> Text segment
Quaternary climatic oscillations have been considered decisive in shaping much of the phylogeographic structure around the Mediterranean Basin. Within this paradigm, peripheral islands are usually considered as the endpoints of the colonization processes. Here, we use nuclear and mitochondrial markers to investigate the phylogeography of the blue tit complex (blue tit Cyanistes caeruleus, Canary blue tit C. teneriffae and azure tit C. cyanus), and assess the role of the Canary Islands for the geographic structuring of genetic variation. The Canary blue tit exhibits strong genetic differentiation within the Canary Islands and, in combination with other related continental species, provides an ideal model in which to examine recent differentiation within a closely related group of continental and oceanic island avian species. We analysed DNA sequences from 51 breeding populations and more than 400 individuals in the blue tit complex. Discrepancies in the nuclear and mitochondrial gene trees provided evidence of a complex evolutionary process around the Mediterranean Basin. Coalescent analyses revealed gene flow between C. caeruleus and C. teneriffae suggesting a dynamic process with multiple phases of colonization and geographic overlapping ranges. Microsatellite data indicated strong genetic differentiation among the Canary Islands and between the Canary archipelago and the close continental areas, indicating limited contemporary gene flow. Diversification of the blue tit complex is estimated to have started during the early Pliocene (≈ 5 Ma), coincident with the end of Messinian salinity crisis. Phylogenetic analyses indicated that the North African blue tit is derived from the Canary blue tits, a pattern is avian 'back colonization' that contrasts with more traditionally held views of islands being sinks rather than sources.

> Collection entries
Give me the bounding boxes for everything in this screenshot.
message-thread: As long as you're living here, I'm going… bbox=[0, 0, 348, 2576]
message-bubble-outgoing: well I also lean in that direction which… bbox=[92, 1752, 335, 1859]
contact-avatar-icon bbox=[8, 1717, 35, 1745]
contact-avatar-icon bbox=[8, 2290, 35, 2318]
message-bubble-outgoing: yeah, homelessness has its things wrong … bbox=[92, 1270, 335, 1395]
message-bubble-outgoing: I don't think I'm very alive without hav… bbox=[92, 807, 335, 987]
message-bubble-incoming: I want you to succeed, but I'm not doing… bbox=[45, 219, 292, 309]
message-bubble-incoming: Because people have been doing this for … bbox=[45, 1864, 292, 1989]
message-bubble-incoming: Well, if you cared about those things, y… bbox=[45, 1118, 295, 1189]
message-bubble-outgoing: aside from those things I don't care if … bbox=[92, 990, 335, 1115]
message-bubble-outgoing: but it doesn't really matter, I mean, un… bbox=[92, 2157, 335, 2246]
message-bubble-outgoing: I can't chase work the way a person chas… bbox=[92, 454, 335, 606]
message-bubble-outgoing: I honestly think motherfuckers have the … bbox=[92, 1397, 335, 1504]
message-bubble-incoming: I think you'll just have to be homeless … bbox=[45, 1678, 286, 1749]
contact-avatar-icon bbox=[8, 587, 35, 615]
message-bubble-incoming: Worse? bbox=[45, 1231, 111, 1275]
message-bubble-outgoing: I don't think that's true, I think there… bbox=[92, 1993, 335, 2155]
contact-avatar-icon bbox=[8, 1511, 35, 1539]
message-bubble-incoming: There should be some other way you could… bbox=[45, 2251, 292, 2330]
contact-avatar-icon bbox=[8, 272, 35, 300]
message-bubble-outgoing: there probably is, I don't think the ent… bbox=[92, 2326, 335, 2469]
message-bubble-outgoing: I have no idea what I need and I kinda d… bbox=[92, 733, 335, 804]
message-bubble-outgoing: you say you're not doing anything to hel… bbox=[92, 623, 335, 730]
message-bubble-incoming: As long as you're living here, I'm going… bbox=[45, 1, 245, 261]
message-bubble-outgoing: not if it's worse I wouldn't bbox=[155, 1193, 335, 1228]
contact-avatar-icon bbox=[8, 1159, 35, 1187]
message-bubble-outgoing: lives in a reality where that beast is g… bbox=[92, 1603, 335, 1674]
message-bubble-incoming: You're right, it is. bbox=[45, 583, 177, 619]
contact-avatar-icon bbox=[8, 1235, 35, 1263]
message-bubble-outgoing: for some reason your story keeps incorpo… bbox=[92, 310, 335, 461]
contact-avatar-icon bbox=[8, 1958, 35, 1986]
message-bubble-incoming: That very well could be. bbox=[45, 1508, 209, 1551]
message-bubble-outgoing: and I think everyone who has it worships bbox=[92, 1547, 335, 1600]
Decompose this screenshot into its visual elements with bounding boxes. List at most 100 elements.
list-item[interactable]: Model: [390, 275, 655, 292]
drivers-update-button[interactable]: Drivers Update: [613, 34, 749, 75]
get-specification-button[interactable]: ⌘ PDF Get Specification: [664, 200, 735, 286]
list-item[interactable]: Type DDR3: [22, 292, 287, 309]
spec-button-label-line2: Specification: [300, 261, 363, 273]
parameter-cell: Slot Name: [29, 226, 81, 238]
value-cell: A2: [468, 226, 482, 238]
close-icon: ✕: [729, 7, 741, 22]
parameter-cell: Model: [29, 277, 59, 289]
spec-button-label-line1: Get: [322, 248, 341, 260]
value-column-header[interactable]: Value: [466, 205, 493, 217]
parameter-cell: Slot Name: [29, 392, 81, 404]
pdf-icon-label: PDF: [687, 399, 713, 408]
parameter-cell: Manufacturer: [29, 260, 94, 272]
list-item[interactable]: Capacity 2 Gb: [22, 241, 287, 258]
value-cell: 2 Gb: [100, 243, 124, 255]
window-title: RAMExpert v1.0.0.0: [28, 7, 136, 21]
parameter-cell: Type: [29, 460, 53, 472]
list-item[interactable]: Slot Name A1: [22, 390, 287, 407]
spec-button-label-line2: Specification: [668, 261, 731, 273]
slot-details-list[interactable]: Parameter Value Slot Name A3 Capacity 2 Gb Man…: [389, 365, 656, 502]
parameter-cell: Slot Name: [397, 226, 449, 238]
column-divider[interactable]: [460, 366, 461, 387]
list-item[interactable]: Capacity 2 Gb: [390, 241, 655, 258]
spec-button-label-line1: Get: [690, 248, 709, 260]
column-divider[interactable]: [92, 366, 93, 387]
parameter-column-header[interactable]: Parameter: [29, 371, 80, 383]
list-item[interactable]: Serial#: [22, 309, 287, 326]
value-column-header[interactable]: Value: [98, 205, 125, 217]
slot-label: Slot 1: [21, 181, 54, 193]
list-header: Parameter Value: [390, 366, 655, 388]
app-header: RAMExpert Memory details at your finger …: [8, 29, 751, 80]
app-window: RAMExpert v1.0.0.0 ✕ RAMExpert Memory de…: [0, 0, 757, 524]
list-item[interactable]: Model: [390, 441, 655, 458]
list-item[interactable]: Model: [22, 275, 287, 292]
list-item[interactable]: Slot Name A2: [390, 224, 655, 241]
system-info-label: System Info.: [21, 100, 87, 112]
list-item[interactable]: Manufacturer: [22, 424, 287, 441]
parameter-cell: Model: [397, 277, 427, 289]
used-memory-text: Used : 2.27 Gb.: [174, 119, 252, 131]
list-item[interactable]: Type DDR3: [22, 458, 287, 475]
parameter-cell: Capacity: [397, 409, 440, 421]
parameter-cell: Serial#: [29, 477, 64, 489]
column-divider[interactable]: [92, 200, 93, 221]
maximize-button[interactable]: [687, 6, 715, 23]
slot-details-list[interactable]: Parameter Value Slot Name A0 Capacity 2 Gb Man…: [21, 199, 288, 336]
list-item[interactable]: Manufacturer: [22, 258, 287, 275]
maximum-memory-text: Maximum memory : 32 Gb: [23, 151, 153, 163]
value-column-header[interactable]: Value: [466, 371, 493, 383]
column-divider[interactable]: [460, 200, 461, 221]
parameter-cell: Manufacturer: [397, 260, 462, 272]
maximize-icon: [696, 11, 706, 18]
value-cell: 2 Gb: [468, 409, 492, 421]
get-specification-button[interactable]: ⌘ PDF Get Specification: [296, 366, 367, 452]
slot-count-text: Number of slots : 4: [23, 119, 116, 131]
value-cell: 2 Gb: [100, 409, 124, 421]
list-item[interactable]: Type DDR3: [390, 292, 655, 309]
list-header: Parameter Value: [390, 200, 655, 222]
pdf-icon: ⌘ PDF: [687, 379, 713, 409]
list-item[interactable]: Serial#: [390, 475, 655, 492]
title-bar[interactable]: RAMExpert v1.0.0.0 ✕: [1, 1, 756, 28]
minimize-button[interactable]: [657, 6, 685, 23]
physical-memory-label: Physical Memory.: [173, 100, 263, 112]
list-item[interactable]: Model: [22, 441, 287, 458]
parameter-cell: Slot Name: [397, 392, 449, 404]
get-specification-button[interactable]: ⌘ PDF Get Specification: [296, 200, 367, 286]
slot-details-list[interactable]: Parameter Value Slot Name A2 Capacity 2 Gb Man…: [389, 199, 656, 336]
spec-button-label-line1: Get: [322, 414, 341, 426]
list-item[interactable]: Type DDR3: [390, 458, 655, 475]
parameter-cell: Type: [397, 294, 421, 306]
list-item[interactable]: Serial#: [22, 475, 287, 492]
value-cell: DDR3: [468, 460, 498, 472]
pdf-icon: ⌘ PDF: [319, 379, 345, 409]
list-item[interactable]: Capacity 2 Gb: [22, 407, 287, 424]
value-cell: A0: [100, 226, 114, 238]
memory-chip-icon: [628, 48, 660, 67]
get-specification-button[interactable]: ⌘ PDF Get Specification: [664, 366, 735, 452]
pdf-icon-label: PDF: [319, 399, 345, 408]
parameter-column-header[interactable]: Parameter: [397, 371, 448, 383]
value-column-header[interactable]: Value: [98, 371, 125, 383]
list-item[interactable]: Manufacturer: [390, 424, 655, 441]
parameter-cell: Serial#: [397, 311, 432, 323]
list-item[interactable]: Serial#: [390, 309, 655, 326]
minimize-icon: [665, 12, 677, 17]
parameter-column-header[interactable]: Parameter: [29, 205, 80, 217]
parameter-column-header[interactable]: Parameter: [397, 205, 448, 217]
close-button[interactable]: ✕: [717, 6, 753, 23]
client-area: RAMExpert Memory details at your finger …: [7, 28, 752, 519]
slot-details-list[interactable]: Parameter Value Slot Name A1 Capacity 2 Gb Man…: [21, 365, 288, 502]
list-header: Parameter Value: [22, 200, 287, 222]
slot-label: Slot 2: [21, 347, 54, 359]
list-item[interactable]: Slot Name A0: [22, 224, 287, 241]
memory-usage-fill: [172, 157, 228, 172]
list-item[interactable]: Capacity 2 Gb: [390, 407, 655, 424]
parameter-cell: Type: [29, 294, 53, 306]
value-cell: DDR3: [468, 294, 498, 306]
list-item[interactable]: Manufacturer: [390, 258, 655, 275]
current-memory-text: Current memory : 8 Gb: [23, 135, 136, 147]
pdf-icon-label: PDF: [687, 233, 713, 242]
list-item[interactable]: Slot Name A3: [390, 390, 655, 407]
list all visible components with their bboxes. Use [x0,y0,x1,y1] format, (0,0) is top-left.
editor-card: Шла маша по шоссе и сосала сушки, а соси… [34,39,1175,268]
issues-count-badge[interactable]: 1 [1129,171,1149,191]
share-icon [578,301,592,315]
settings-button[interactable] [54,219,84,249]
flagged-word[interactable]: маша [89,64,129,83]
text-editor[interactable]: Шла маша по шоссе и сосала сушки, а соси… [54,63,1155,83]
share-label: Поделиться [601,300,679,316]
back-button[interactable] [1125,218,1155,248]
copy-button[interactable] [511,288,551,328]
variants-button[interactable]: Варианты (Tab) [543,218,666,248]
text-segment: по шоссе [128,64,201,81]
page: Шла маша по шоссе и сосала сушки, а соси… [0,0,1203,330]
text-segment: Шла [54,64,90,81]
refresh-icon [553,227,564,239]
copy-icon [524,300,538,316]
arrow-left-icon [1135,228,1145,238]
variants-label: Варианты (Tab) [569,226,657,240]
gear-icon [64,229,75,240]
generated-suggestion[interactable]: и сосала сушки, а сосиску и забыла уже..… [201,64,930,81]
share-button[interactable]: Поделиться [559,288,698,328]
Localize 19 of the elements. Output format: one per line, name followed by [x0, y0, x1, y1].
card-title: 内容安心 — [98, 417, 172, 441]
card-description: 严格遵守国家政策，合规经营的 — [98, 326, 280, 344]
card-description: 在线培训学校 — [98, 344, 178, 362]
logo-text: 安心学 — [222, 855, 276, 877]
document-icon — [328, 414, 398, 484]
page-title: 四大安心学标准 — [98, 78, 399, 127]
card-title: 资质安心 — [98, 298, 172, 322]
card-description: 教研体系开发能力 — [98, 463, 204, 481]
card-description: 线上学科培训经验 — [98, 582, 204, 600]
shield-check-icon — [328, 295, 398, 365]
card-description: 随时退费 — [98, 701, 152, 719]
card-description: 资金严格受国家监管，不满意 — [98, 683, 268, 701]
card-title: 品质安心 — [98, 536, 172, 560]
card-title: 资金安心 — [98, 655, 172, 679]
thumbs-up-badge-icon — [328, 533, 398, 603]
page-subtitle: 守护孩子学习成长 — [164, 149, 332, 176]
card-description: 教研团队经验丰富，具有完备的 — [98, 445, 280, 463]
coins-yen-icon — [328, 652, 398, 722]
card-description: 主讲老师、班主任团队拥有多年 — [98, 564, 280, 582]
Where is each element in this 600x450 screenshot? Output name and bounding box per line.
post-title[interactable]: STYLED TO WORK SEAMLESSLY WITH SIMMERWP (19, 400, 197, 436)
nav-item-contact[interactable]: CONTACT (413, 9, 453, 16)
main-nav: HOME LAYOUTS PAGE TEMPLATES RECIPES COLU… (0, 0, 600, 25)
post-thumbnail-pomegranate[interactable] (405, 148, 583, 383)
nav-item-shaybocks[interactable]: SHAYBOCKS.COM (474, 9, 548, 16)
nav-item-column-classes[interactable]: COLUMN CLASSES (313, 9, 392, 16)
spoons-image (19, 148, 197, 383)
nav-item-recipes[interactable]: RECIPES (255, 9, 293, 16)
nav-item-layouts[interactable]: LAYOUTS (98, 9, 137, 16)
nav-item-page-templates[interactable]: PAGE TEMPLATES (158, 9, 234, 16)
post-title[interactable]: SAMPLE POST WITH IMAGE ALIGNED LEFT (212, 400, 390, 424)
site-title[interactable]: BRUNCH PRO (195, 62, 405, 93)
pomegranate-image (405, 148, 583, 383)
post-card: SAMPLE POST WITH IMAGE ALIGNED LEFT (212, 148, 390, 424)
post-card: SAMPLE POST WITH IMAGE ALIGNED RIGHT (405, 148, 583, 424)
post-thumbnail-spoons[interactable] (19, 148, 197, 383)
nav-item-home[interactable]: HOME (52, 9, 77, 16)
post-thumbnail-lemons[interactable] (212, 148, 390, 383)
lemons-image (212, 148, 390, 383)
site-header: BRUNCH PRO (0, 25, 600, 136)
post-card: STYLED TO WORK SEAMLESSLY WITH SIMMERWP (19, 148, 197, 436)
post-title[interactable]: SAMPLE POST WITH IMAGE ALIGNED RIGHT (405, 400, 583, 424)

> Assigned task 1
Answer these questions from the blue tit text, each on its own line:
(a) How many breeding populations were sampled?
(b) When is diversification of the blue tit complex estimated to have started?
(c) From which birds is the North African blue tit derived?
> Assigned task 2
Summarize the blue tit text in two sentences.
The data plays no part in what comes next.

> Exercise solution 1
(a) 51 breeding populations.
(b) During the early Pliocene (≈ 5 Ma), coinciding with the end of the Messinian salinity crisis.
(c) From the Canary blue tits.

> Exercise solution 2
Using nuclear and mitochondrial markers from 51 breeding populations and more than 400 individuals, the study examined the phylogeography of the blue tit complex and found gene flow between C. caeruleus and C. teneriffae, along with strong genetic differentiation among the Canary Islands and between the archipelago and nearby continental areas. Diversification began in the early Pliocene (≈ 5 Ma), and the North African blue tit derives from the Canary blue tits, a "back colonization" that contrasts with the view of islands as sinks rather than sources.